#### [WHAT THE EXERCISE ASKS]
Pick out the lines containing "pravil".

#### [DATA SHOWN]
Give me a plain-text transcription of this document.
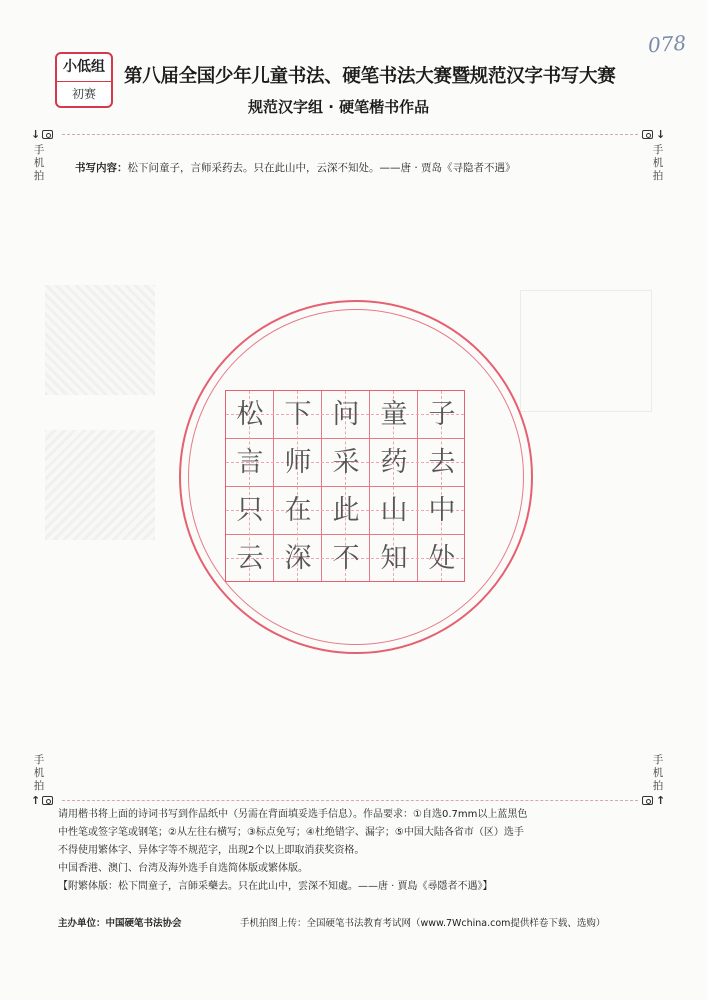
小低组
初赛
第八届全国少年儿童书法、硬笔书法大赛暨规范汉字书写大赛
规范汉字组 · 硬笔楷书作品
078
↓
手机拍
↓
手机拍
书写内容：松下问童子，言师采药去。只在此山中，云深不知处。——唐 · 贾岛《寻隐者不遇》
松 下 问 童 子
言 师 采 药 去
只 在 此 山 中
云 深 不 知 处
手机拍
↑
手机拍
↑
请用楷书将上面的诗词书写到作品纸中（另需在背面填妥选手信息）。作品要求：①自选0.7mm以上蓝黑色
中性笔或签字笔或钢笔；②从左往右横写；③标点免写；④杜绝错字、漏字；⑤中国大陆各省市（区）选手
不得使用繁体字、异体字等不规范字，出现2个以上即取消获奖资格。
中国香港、澳门、台湾及海外选手自选简体版或繁体版。
【附繁体版：松下問童子，言師采藥去。只在此山中，雲深不知處。——唐 · 賈島《尋隱者不遇》】
主办单位：中国硬笔书法协会	手机拍图上传：全国硬笔书法教育考试网（www.7Wchina.com提供样卷下载、选购）
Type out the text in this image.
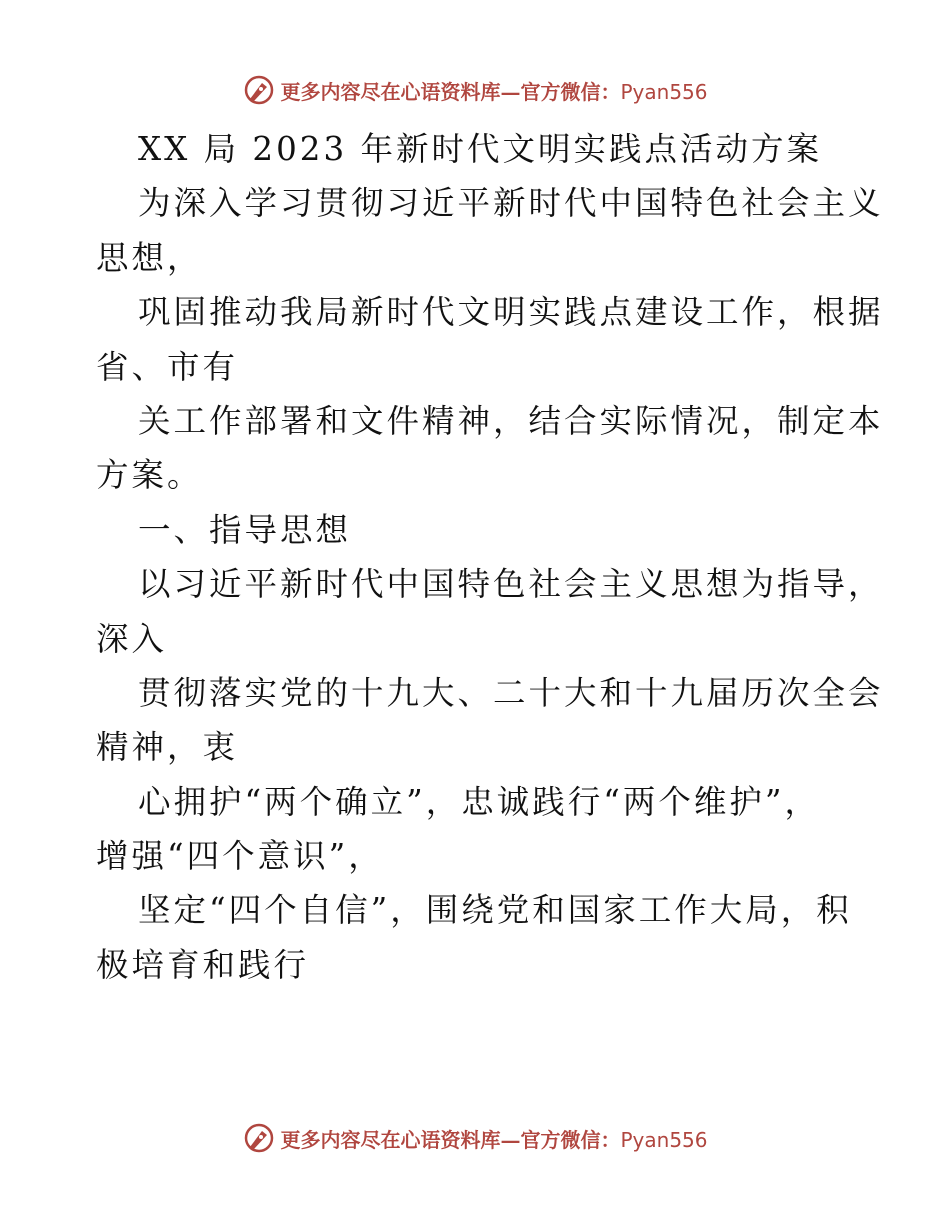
更多内容尽在心语资料库—官方微信：Pyan556
XX 局 2023 年新时代文明实践点活动方案
为深入学习贯彻习近平新时代中国特色社会主义
思想，
巩固推动我局新时代文明实践点建设工作，根据
省、市有
关工作部署和文件精神，结合实际情况，制定本
方案。
一、指导思想
以习近平新时代中国特色社会主义思想为指导，
深入
贯彻落实党的十九大、二十大和十九届历次全会
精神，衷
心拥护“两个确立”，忠诚践行“两个维护”，
增强“四个意识”，
坚定“四个自信”，围绕党和国家工作大局，积
极培育和践行
更多内容尽在心语资料库—官方微信：Pyan556
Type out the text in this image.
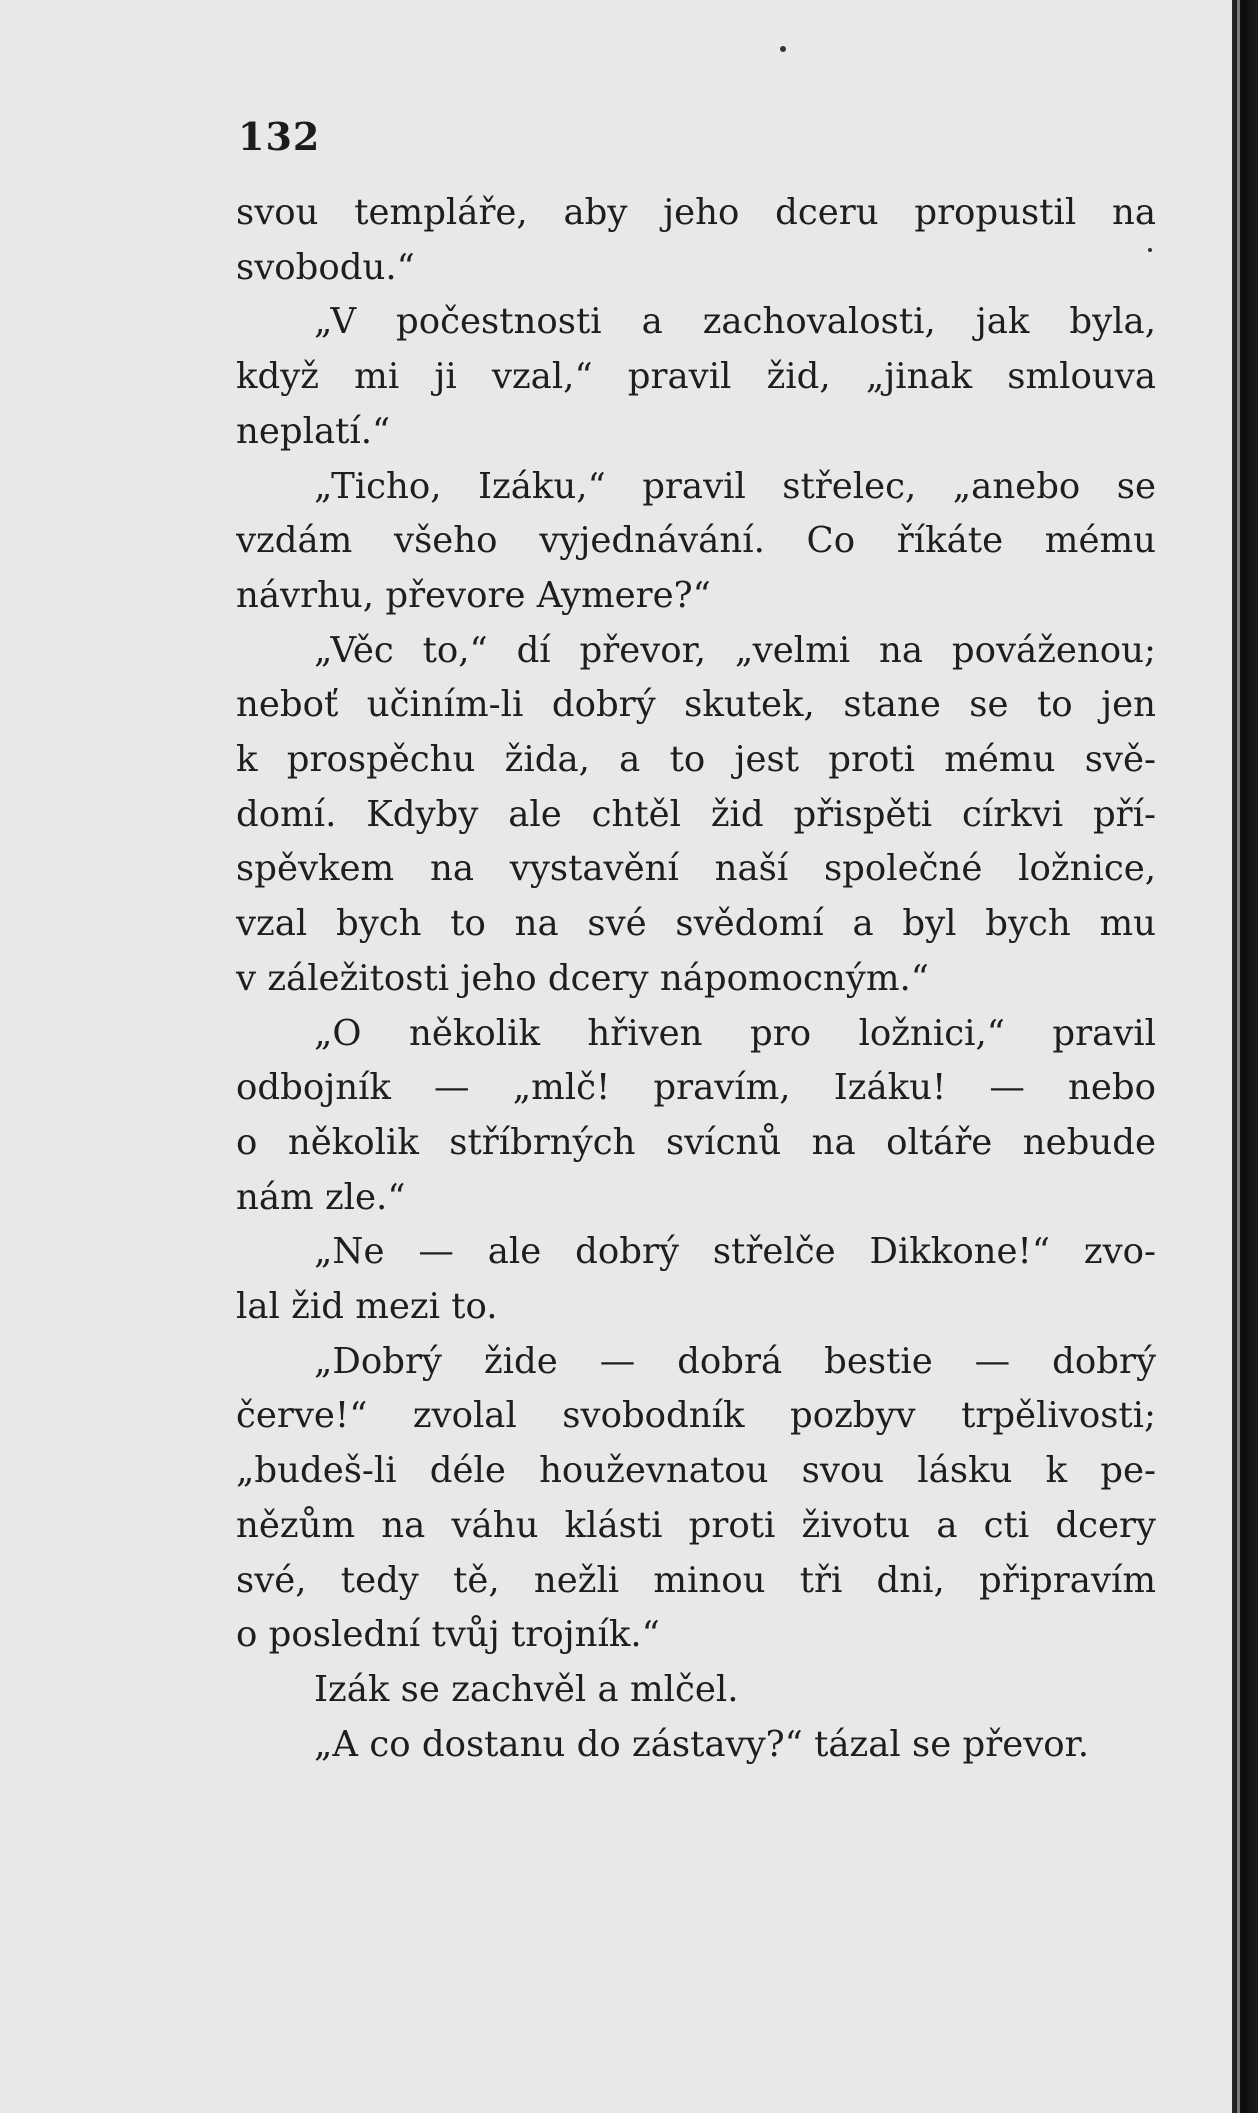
132
svou templáře, aby jeho dceru propustil na
svobodu.“
„V počestnosti a zachovalosti, jak byla,
když mi ji vzal,“ pravil žid, „jinak smlouva
neplatí.“
„Ticho, Izáku,“ pravil střelec, „anebo se
vzdám všeho vyjednávání. Co říkáte mému
návrhu, převore Aymere?“
„Věc to,“ dí převor, „velmi na pováženou;
neboť učiním-li dobrý skutek, stane se to jen
k prospěchu žida, a to jest proti mému svě-
domí. Kdyby ale chtěl žid přispěti církvi pří-
spěvkem na vystavění naší společné ložnice,
vzal bych to na své svědomí a byl bych mu
v záležitosti jeho dcery nápomocným.“
„O několik hřiven pro ložnici,“ pravil
odbojník — „mlč! pravím, Izáku! — nebo
o několik stříbrných svícnů na oltáře nebude
nám zle.“
„Ne — ale dobrý střelče Dikkone!“ zvo-
lal žid mezi to.
„Dobrý žide — dobrá bestie — dobrý
červe!“ zvolal svobodník pozbyv trpělivosti;
„budeš-li déle houževnatou svou lásku k pe-
nězům na váhu klásti proti životu a cti dcery
své, tedy tě, nežli minou tři dni, připravím
o poslední tvůj trojník.“
Izák se zachvěl a mlčel.
„A co dostanu do zástavy?“ tázal se převor.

#### [RESULT FOR THIS EXERCISE]
když mi ji vzal,“ pravil žid, „jinak smlouva
„Ticho, Izáku,“ pravil střelec, „anebo se
„O několik hřiven pro ložnici,“ pravil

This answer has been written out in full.